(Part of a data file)

/---

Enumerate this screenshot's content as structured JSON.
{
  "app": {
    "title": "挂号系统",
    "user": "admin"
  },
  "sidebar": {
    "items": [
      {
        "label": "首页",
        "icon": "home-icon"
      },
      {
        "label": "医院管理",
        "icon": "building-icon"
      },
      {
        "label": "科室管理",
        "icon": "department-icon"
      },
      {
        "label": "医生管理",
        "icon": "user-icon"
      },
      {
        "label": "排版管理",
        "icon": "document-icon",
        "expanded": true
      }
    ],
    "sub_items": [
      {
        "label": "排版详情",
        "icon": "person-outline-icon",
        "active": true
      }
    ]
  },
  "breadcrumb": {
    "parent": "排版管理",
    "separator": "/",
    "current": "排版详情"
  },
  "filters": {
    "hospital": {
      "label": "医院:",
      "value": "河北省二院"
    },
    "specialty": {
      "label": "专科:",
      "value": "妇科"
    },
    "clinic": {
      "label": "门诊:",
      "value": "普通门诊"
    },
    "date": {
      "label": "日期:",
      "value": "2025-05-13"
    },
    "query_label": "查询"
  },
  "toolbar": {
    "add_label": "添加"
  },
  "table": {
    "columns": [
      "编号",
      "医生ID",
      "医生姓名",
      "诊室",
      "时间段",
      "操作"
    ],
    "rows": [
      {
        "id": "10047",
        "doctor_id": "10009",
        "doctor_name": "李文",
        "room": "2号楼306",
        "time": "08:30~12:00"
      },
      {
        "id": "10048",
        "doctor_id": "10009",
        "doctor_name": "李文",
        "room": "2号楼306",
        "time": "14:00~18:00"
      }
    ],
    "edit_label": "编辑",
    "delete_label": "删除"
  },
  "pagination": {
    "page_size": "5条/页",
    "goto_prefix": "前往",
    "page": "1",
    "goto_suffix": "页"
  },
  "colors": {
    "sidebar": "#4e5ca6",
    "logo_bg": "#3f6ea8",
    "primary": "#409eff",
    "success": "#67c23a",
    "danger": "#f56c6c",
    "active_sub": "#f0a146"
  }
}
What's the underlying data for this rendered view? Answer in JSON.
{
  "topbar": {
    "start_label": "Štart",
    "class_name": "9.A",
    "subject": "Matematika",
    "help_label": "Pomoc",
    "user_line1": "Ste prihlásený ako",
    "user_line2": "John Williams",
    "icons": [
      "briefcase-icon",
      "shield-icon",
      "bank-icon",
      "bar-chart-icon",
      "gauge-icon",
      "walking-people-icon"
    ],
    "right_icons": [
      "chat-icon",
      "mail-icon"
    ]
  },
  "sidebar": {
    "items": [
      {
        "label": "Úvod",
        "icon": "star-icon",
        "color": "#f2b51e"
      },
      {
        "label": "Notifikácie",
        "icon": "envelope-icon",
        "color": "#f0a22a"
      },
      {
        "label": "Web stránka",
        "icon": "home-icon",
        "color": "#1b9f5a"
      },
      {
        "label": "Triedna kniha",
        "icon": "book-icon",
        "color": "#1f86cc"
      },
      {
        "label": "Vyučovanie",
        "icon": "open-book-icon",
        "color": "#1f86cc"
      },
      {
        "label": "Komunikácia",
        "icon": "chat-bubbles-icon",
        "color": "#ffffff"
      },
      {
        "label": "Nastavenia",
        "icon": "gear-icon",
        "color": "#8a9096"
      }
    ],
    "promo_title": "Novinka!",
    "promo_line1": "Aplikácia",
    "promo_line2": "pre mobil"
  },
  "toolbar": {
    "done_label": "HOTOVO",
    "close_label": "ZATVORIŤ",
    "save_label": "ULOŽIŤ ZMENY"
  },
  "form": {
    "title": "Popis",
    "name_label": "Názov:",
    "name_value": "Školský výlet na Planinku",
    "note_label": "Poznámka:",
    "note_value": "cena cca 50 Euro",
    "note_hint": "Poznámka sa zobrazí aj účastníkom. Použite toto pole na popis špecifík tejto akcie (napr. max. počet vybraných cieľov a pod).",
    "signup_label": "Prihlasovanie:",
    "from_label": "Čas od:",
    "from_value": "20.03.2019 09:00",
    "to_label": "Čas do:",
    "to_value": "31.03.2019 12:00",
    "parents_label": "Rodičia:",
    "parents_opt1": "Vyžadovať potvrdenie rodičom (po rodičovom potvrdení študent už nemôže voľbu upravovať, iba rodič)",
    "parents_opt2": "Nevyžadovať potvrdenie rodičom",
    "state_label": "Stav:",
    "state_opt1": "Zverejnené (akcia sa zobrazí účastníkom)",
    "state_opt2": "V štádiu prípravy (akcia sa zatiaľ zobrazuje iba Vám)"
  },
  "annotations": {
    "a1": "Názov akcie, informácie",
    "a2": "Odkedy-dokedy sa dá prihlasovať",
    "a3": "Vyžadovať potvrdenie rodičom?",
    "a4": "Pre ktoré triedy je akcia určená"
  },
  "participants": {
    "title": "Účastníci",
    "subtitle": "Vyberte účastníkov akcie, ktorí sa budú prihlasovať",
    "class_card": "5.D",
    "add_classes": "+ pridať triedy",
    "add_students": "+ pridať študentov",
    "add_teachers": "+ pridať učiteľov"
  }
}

\---

Exercise objective
Using the entries above, return each line that includes the word "Poznámka".

Reply to the task
    "note_label": "Poznámka:",
    "note_hint": "Poznámka sa zobrazí aj účastníkom. Použite toto pole na popis špecifík tejto akcie (napr. max. počet vybraných cieľov a pod).",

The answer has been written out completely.